BEGIN

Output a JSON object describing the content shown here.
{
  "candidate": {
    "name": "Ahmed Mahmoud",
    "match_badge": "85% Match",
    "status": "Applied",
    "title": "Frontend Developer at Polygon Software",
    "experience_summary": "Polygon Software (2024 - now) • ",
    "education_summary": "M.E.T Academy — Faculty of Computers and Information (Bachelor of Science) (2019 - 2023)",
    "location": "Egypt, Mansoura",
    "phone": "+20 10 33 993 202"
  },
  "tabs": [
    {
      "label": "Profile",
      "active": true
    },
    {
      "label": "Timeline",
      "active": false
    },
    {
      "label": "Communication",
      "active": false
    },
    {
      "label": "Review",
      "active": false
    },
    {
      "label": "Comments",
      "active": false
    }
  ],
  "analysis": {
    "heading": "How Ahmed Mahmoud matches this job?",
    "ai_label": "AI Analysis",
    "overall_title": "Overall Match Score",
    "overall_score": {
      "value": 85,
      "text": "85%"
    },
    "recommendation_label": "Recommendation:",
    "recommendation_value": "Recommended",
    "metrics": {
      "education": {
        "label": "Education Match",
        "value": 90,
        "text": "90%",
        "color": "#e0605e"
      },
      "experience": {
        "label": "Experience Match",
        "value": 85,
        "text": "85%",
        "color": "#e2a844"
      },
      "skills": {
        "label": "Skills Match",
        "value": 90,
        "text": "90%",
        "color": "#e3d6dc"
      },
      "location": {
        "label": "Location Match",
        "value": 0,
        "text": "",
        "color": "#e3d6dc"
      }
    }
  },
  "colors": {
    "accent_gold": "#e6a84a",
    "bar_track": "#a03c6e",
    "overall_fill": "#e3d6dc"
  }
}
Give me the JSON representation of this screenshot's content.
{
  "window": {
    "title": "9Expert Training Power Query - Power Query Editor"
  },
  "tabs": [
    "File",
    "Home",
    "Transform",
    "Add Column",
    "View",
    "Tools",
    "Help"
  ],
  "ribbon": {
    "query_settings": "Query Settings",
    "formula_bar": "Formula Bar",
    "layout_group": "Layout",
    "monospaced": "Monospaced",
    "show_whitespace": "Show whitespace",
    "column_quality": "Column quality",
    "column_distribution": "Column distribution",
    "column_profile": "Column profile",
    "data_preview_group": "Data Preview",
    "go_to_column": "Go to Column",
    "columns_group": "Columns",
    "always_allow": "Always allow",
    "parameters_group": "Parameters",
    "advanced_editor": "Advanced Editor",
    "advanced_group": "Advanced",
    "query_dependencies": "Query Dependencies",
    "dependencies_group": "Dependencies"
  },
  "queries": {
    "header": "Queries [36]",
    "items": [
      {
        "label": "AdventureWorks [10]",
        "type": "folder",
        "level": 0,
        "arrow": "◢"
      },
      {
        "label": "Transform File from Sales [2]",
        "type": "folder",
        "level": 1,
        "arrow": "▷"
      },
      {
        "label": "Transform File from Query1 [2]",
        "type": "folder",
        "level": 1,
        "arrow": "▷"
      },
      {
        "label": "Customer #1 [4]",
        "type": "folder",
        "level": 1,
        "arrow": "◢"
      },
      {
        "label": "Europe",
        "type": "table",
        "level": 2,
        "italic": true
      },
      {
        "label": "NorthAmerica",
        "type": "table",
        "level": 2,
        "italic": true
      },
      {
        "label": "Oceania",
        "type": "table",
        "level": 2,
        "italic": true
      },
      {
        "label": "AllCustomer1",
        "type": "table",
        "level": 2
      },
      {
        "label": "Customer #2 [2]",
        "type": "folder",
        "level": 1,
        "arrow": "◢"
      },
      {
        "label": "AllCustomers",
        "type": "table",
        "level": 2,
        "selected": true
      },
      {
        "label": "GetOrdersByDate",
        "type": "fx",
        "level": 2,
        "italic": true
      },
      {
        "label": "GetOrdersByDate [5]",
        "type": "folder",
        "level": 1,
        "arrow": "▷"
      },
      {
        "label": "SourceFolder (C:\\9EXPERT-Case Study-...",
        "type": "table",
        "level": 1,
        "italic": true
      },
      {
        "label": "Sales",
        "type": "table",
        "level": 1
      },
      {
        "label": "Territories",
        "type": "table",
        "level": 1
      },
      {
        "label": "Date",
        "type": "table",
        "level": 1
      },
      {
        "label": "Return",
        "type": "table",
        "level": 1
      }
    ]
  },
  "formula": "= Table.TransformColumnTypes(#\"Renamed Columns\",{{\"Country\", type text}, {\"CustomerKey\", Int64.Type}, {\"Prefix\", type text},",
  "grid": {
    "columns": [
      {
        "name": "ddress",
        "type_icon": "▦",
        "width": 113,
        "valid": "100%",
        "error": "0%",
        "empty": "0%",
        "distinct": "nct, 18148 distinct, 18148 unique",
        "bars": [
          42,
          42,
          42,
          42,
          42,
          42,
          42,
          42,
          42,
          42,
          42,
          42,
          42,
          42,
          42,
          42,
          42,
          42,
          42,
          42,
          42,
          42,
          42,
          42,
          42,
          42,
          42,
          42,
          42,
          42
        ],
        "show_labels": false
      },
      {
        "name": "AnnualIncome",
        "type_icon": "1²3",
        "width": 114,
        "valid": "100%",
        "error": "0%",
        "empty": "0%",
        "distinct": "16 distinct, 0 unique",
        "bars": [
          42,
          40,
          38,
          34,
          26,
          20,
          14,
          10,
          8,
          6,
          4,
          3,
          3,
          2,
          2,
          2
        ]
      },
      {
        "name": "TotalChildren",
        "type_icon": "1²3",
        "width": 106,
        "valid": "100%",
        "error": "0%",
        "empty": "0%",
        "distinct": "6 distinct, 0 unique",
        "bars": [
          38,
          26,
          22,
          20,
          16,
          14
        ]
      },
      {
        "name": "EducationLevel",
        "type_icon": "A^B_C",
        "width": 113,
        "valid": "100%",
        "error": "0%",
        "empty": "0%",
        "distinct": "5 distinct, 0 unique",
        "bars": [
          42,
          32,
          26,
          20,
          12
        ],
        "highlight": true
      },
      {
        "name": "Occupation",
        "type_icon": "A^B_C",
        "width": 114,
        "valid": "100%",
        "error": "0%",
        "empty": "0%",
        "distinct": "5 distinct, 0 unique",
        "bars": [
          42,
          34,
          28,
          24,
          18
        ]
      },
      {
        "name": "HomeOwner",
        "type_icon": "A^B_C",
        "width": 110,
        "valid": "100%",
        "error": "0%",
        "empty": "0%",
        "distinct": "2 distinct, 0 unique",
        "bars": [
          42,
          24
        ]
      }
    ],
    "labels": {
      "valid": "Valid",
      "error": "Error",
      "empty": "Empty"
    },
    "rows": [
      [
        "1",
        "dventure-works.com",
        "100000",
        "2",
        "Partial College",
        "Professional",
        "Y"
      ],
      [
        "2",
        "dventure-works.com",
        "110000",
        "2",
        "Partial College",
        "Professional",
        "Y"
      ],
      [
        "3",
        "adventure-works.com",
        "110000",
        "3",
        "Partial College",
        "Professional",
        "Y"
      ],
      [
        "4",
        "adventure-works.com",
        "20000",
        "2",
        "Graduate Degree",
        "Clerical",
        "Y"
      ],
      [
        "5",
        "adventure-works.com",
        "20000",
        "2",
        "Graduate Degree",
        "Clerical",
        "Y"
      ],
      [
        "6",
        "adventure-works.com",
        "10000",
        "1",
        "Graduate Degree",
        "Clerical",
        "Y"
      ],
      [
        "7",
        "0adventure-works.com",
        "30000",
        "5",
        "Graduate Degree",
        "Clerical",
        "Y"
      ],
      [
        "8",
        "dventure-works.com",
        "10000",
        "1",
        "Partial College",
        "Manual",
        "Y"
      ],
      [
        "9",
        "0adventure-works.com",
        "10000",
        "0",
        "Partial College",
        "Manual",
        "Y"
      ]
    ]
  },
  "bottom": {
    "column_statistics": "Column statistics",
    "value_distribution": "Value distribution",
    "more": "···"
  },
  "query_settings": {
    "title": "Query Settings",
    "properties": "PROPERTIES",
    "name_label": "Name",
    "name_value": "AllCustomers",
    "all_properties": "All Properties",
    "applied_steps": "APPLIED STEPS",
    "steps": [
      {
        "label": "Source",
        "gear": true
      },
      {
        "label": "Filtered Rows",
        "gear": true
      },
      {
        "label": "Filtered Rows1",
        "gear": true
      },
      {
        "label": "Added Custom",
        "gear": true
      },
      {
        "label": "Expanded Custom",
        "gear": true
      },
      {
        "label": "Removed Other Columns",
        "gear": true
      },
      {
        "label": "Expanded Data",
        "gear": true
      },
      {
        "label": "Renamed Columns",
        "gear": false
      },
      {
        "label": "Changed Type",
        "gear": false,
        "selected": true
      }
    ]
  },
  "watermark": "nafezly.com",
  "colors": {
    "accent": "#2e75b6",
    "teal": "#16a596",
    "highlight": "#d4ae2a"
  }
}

END

Where a line of the records above holds the word "JSON", copy that line.

Output a JSON object describing the content shown here.
Give me the JSON representation of this screenshot's content.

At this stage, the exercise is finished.